# Records contained in a dataset
..........
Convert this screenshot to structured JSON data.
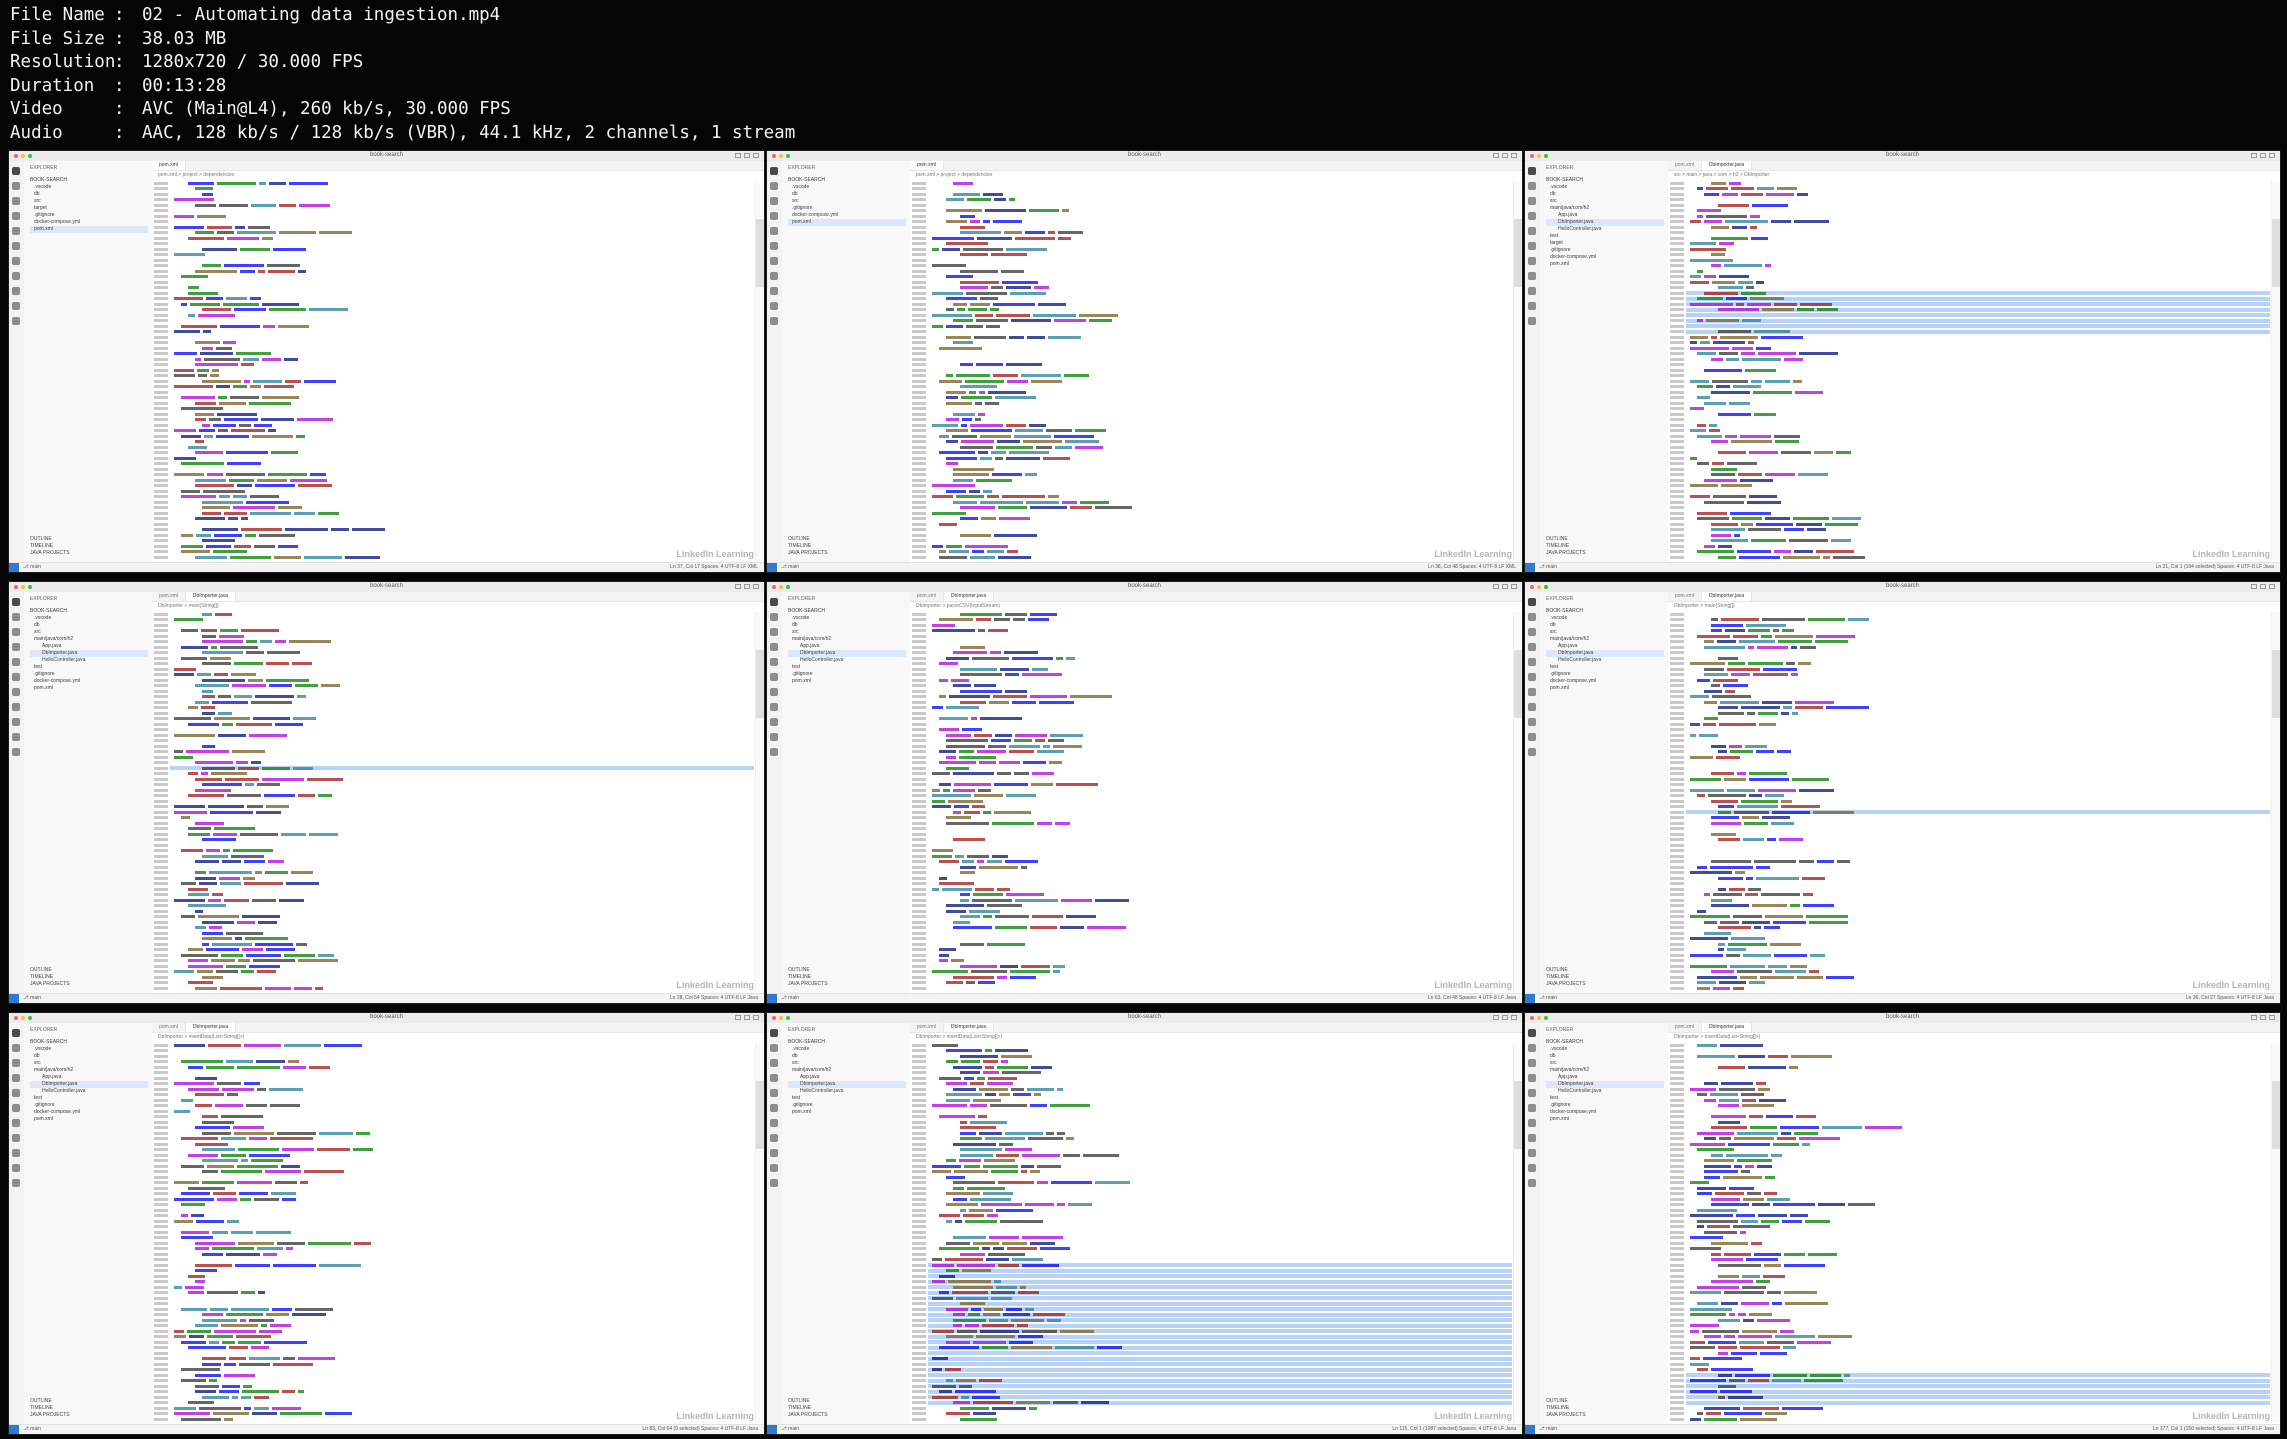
{
  "file_info": [
    {
      "key": "File Name",
      "value": "02 - Automating data ingestion.mp4"
    },
    {
      "key": "File Size",
      "value": "38.03 MB"
    },
    {
      "key": "Resolution",
      "value": "1280x720 / 30.000 FPS"
    },
    {
      "key": "Duration",
      "value": "00:13:28"
    },
    {
      "key": "Video",
      "value": "AVC (Main@L4), 260 kb/s, 30.000 FPS"
    },
    {
      "key": "Audio",
      "value": "AAC, 128 kb/s / 128 kb/s (VBR), 44.1 kHz, 2 channels, 1 stream"
    }
  ],
  "separator": ":",
  "window_title": "book-search",
  "sidebar_header": "EXPLORER",
  "sidebar_footer": [
    "OUTLINE",
    "TIMELINE",
    "JAVA PROJECTS"
  ],
  "watermark": "LinkedIn Learning",
  "colors": {
    "accent": "#2e7bcf",
    "selection": "#b6d3f7",
    "keyword": "#0000ff",
    "string": "#a31515",
    "comment": "#008000",
    "type": "#267f99"
  },
  "thumbnails": [
    {
      "tab1": "pom.xml",
      "tab2": "",
      "crumb": "pom.xml > project > dependencies",
      "tree": [
        "BOOK-SEARCH",
        ".vscode",
        "db",
        "src",
        "target",
        ".gitignore",
        "docker-compose.yml",
        "pom.xml"
      ],
      "status": "Ln 37, Col 17   Spaces: 4   UTF-8   LF   XML"
    },
    {
      "tab1": "pom.xml",
      "tab2": "",
      "crumb": "pom.xml > project > dependencies",
      "tree": [
        "BOOK-SEARCH",
        ".vscode",
        "db",
        "src",
        ".gitignore",
        "docker-compose.yml",
        "pom.xml"
      ],
      "status": "Ln 38, Col 48   Spaces: 4   UTF-8   LF   XML"
    },
    {
      "tab1": "pom.xml",
      "tab2": "DbImporter.java",
      "crumb": "src > main > java > com > h2 > DbImporter",
      "tree": [
        "BOOK-SEARCH",
        ".vscode",
        "db",
        "src",
        "main/java/com/h2",
        "App.java",
        "DbImporter.java",
        "HelloController.java",
        "test",
        "target",
        ".gitignore",
        "docker-compose.yml",
        "pom.xml"
      ],
      "status": "Ln 21, Col 1 (194 selected)   Spaces: 4   UTF-8   LF   Java"
    },
    {
      "tab1": "pom.xml",
      "tab2": "DbImporter.java",
      "crumb": "DbImporter > main(String[])",
      "tree": [
        "BOOK-SEARCH",
        ".vscode",
        "db",
        "src",
        "main/java/com/h2",
        "App.java",
        "DbImporter.java",
        "HelloController.java",
        "test",
        ".gitignore",
        "docker-compose.yml",
        "pom.xml"
      ],
      "status": "Ln 28, Col 54   Spaces: 4   UTF-8   LF   Java"
    },
    {
      "tab1": "pom.xml",
      "tab2": "DbImporter.java",
      "crumb": "DbImporter > parseCSV(InputStream)",
      "tree": [
        "BOOK-SEARCH",
        ".vscode",
        "db",
        "src",
        "main/java/com/h2",
        "App.java",
        "DbImporter.java",
        "HelloController.java",
        "test",
        ".gitignore",
        "pom.xml"
      ],
      "status": "Ln 63, Col 48   Spaces: 4   UTF-8   LF   Java"
    },
    {
      "tab1": "pom.xml",
      "tab2": "DbImporter.java",
      "crumb": "DbImporter > main(String[])",
      "tree": [
        "BOOK-SEARCH",
        ".vscode",
        "db",
        "src",
        "main/java/com/h2",
        "App.java",
        "DbImporter.java",
        "HelloController.java",
        "test",
        ".gitignore",
        "docker-compose.yml",
        "pom.xml"
      ],
      "status": "Ln 36, Col 27   Spaces: 4   UTF-8   LF   Java"
    },
    {
      "tab1": "pom.xml",
      "tab2": "DbImporter.java",
      "crumb": "DbImporter > insertData(List<String[]>)",
      "tree": [
        "BOOK-SEARCH",
        ".vscode",
        "db",
        "src",
        "main/java/com/h2",
        "App.java",
        "DbImporter.java",
        "HelloController.java",
        "test",
        ".gitignore",
        "docker-compose.yml",
        "pom.xml"
      ],
      "status": "Ln 83, Col 64 (9 selected)   Spaces: 4   UTF-8   LF   Java"
    },
    {
      "tab1": "pom.xml",
      "tab2": "DbImporter.java",
      "crumb": "DbImporter > insertData(List<String[]>)",
      "tree": [
        "BOOK-SEARCH",
        ".vscode",
        "db",
        "src",
        "main/java/com/h2",
        "App.java",
        "DbImporter.java",
        "HelloController.java",
        "test",
        ".gitignore",
        "pom.xml"
      ],
      "status": "Ln 115, Col 1 (1087 selected)   Spaces: 4   UTF-8   LF   Java"
    },
    {
      "tab1": "pom.xml",
      "tab2": "DbImporter.java",
      "crumb": "DbImporter > insertData(List<String[]>)",
      "tree": [
        "BOOK-SEARCH",
        ".vscode",
        "db",
        "src",
        "main/java/com/h2",
        "App.java",
        "DbImporter.java",
        "HelloController.java",
        "test",
        ".gitignore",
        "docker-compose.yml",
        "pom.xml"
      ],
      "status": "Ln 177, Col 1 (150 selected)   Spaces: 4   UTF-8   LF   Java"
    }
  ]
}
..........
# Problem to solve
Quote in full the listing given above; the images are to be left out.

# Written solution
Convert this screenshot to structured JSON data.
{
  "file_info": [
    {
      "key": "File Name",
      "value": "02 - Automating data ingestion.mp4"
    },
    {
      "key": "File Size",
      "value": "38.03 MB"
    },
    {
      "key": "Resolution",
      "value": "1280x720 / 30.000 FPS"
    },
    {
      "key": "Duration",
      "value": "00:13:28"
    },
    {
      "key": "Video",
      "value": "AVC (Main@L4), 260 kb/s, 30.000 FPS"
    },
    {
      "key": "Audio",
      "value": "AAC, 128 kb/s / 128 kb/s (VBR), 44.1 kHz, 2 channels, 1 stream"
    }
  ],
  "separator": ":",
  "window_title": "book-search",
  "sidebar_header": "EXPLORER",
  "sidebar_footer": [
    "OUTLINE",
    "TIMELINE",
    "JAVA PROJECTS"
  ],
  "watermark": "LinkedIn Learning",
  "colors": {
    "accent": "#2e7bcf",
    "selection": "#b6d3f7",
    "keyword": "#0000ff",
    "string": "#a31515",
    "comment": "#008000",
    "type": "#267f99"
  },
  "thumbnails": [
    {
      "tab1": "pom.xml",
      "tab2": "",
      "crumb": "pom.xml > project > dependencies",
      "tree": [
        "BOOK-SEARCH",
        ".vscode",
        "db",
        "src",
        "target",
        ".gitignore",
        "docker-compose.yml",
        "pom.xml"
      ],
      "status": "Ln 37, Col 17   Spaces: 4   UTF-8   LF   XML"
    },
    {
      "tab1": "pom.xml",
      "tab2": "",
      "crumb": "pom.xml > project > dependencies",
      "tree": [
        "BOOK-SEARCH",
        ".vscode",
        "db",
        "src",
        ".gitignore",
        "docker-compose.yml",
        "pom.xml"
      ],
      "status": "Ln 38, Col 48   Spaces: 4   UTF-8   LF   XML"
    },
    {
      "tab1": "pom.xml",
      "tab2": "DbImporter.java",
      "crumb": "src > main > java > com > h2 > DbImporter",
      "tree": [
        "BOOK-SEARCH",
        ".vscode",
        "db",
        "src",
        "main/java/com/h2",
        "App.java",
        "DbImporter.java",
        "HelloController.java",
        "test",
        "target",
        ".gitignore",
        "docker-compose.yml",
        "pom.xml"
      ],
      "status": "Ln 21, Col 1 (194 selected)   Spaces: 4   UTF-8   LF   Java"
    },
    {
      "tab1": "pom.xml",
      "tab2": "DbImporter.java",
      "crumb": "DbImporter > main(String[])",
      "tree": [
        "BOOK-SEARCH",
        ".vscode",
        "db",
        "src",
        "main/java/com/h2",
        "App.java",
        "DbImporter.java",
        "HelloController.java",
        "test",
        ".gitignore",
        "docker-compose.yml",
        "pom.xml"
      ],
      "status": "Ln 28, Col 54   Spaces: 4   UTF-8   LF   Java"
    },
    {
      "tab1": "pom.xml",
      "tab2": "DbImporter.java",
      "crumb": "DbImporter > parseCSV(InputStream)",
      "tree": [
        "BOOK-SEARCH",
        ".vscode",
        "db",
        "src",
        "main/java/com/h2",
        "App.java",
        "DbImporter.java",
        "HelloController.java",
        "test",
        ".gitignore",
        "pom.xml"
      ],
      "status": "Ln 63, Col 48   Spaces: 4   UTF-8   LF   Java"
    },
    {
      "tab1": "pom.xml",
      "tab2": "DbImporter.java",
      "crumb": "DbImporter > main(String[])",
      "tree": [
        "BOOK-SEARCH",
        ".vscode",
        "db",
        "src",
        "main/java/com/h2",
        "App.java",
        "DbImporter.java",
        "HelloController.java",
        "test",
        ".gitignore",
        "docker-compose.yml",
        "pom.xml"
      ],
      "status": "Ln 36, Col 27   Spaces: 4   UTF-8   LF   Java"
    },
    {
      "tab1": "pom.xml",
      "tab2": "DbImporter.java",
      "crumb": "DbImporter > insertData(List<String[]>)",
      "tree": [
        "BOOK-SEARCH",
        ".vscode",
        "db",
        "src",
        "main/java/com/h2",
        "App.java",
        "DbImporter.java",
        "HelloController.java",
        "test",
        ".gitignore",
        "docker-compose.yml",
        "pom.xml"
      ],
      "status": "Ln 83, Col 64 (9 selected)   Spaces: 4   UTF-8   LF   Java"
    },
    {
      "tab1": "pom.xml",
      "tab2": "DbImporter.java",
      "crumb": "DbImporter > insertData(List<String[]>)",
      "tree": [
        "BOOK-SEARCH",
        ".vscode",
        "db",
        "src",
        "main/java/com/h2",
        "App.java",
        "DbImporter.java",
        "HelloController.java",
        "test",
        ".gitignore",
        "pom.xml"
      ],
      "status": "Ln 115, Col 1 (1087 selected)   Spaces: 4   UTF-8   LF   Java"
    },
    {
      "tab1": "pom.xml",
      "tab2": "DbImporter.java",
      "crumb": "DbImporter > insertData(List<String[]>)",
      "tree": [
        "BOOK-SEARCH",
        ".vscode",
        "db",
        "src",
        "main/java/com/h2",
        "App.java",
        "DbImporter.java",
        "HelloController.java",
        "test",
        ".gitignore",
        "docker-compose.yml",
        "pom.xml"
      ],
      "status": "Ln 177, Col 1 (150 selected)   Spaces: 4   UTF-8   LF   Java"
    }
  ]
}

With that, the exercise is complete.